(begin)

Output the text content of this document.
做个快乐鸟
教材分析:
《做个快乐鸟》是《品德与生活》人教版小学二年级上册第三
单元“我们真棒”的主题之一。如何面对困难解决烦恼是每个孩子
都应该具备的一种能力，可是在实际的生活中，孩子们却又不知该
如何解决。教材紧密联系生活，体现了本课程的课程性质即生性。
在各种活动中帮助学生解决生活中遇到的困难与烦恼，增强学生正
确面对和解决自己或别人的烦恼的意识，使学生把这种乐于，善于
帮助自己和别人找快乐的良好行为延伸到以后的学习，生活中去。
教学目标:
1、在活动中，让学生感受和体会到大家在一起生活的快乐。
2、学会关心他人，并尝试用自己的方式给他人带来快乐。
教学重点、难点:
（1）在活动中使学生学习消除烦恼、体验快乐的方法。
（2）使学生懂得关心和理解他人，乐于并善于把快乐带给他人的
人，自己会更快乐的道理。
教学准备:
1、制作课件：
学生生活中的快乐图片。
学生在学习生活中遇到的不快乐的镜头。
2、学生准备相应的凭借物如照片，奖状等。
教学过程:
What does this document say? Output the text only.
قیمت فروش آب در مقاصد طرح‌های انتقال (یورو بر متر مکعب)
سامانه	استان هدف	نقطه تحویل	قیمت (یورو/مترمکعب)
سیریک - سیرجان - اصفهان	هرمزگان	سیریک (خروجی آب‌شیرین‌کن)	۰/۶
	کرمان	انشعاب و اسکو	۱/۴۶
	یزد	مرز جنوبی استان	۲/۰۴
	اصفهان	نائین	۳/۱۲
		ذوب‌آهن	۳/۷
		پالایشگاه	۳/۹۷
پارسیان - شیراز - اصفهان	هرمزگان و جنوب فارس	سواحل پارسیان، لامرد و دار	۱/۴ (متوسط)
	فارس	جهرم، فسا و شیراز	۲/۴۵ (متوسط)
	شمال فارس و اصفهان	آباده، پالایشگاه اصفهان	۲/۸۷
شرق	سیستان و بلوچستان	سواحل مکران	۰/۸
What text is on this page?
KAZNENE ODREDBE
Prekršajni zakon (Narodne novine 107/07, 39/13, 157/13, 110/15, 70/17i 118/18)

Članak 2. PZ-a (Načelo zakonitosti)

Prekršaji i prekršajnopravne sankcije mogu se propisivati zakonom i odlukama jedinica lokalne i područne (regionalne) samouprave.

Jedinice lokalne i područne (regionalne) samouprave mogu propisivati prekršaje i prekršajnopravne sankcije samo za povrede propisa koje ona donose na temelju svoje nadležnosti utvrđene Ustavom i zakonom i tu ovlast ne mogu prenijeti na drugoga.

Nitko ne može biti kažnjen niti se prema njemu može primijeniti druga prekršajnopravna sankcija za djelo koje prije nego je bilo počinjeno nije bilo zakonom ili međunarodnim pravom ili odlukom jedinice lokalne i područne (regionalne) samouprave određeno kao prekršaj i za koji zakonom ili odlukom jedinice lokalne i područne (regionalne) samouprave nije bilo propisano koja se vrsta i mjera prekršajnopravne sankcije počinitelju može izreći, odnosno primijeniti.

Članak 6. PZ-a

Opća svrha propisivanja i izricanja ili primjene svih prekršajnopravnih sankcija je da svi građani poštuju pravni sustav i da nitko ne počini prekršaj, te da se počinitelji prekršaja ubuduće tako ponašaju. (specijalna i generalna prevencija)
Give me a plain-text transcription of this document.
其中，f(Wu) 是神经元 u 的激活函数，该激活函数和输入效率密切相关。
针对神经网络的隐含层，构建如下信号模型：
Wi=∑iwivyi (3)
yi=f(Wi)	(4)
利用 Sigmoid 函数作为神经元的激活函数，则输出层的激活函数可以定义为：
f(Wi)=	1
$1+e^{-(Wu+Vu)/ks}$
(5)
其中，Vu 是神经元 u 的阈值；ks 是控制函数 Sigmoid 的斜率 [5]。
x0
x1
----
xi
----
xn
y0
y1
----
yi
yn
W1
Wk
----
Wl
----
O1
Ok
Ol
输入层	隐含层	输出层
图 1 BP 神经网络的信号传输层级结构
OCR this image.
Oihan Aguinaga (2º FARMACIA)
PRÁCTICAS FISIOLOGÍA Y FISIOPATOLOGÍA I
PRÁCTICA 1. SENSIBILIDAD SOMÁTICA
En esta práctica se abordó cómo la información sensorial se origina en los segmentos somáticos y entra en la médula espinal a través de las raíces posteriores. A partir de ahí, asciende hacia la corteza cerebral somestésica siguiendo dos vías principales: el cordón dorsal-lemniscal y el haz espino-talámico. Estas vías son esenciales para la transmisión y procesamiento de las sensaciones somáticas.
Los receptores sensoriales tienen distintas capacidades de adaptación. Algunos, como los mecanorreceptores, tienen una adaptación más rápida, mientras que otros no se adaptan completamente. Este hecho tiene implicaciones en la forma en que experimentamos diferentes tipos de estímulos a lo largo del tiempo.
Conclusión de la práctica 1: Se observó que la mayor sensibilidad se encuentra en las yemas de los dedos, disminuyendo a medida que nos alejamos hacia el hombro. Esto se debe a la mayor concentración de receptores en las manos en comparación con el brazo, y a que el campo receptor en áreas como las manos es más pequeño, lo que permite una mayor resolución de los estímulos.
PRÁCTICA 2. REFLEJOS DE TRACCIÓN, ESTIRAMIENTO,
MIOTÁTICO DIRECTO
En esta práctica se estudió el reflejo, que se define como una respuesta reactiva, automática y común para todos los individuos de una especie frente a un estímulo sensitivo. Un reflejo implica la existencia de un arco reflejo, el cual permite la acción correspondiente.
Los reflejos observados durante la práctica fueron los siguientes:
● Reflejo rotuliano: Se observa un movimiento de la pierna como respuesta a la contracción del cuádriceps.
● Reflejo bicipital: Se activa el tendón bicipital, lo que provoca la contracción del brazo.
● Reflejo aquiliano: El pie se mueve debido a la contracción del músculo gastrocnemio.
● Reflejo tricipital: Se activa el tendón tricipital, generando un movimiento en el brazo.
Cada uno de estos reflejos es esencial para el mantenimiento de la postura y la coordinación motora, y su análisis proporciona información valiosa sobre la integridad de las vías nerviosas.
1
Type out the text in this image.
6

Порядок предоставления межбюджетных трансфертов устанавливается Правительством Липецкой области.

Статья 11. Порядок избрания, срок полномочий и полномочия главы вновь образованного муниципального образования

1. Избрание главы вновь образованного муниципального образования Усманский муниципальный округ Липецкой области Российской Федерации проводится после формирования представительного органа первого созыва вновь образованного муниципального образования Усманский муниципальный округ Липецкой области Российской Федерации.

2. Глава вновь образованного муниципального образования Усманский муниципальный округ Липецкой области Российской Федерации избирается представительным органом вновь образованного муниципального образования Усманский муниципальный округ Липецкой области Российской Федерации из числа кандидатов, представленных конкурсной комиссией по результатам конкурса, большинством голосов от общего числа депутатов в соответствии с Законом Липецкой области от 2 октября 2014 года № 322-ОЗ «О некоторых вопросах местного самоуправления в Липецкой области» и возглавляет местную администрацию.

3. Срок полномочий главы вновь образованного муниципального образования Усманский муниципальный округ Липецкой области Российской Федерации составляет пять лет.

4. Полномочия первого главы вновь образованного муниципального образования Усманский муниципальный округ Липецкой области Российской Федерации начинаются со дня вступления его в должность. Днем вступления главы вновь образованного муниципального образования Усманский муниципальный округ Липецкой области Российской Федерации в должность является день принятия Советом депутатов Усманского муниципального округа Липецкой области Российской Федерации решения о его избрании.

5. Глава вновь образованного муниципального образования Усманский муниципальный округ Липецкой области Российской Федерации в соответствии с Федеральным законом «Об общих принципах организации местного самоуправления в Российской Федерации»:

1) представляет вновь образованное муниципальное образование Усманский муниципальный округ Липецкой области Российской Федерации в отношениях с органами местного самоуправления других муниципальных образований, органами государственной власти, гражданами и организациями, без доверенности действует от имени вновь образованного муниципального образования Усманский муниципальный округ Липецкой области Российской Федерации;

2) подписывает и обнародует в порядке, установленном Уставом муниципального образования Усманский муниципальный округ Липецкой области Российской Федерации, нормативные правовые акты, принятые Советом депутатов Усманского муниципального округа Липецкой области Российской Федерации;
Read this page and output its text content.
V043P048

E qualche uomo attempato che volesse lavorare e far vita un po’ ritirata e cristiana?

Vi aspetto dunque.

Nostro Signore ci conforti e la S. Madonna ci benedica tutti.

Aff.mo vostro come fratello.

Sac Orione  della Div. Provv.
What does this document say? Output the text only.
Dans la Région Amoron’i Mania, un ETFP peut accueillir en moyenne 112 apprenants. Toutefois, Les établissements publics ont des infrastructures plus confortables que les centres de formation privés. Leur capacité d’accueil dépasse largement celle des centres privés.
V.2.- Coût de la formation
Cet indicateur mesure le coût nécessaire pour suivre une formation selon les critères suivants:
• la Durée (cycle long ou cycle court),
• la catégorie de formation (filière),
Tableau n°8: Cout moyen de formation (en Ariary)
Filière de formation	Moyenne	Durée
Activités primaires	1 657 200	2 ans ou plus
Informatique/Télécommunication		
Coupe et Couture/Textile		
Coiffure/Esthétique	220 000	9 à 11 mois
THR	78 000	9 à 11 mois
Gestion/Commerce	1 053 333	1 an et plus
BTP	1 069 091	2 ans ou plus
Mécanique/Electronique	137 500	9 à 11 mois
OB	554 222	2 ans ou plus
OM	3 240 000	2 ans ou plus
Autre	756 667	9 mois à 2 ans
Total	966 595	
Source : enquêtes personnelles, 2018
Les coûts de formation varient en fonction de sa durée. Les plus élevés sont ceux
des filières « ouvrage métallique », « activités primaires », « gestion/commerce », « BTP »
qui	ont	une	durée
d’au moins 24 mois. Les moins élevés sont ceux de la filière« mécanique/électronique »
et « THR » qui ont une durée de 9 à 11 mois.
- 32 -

(end)

What needs to be done: Copy every line above that includes the string "первого".

Written response:
1. Избрание главы вновь образованного муниципального образования Усманский муниципальный округ Липецкой области Российской Федерации проводится после формирования представительного органа первого созыва вновь образованного муниципального образования Усманский муниципальный округ Липецкой области Российской Федерации.
4. Полномочия первого главы вновь образованного муниципального образования Усманский муниципальный округ Липецкой области Российской Федерации начинаются со дня вступления его в должность. Днем вступления главы вновь образованного муниципального образования Усманский муниципальный округ Липецкой области Российской Федерации в должность является день принятия Советом депутатов Усманского муниципального округа Липецкой области Российской Федерации решения о его избрании.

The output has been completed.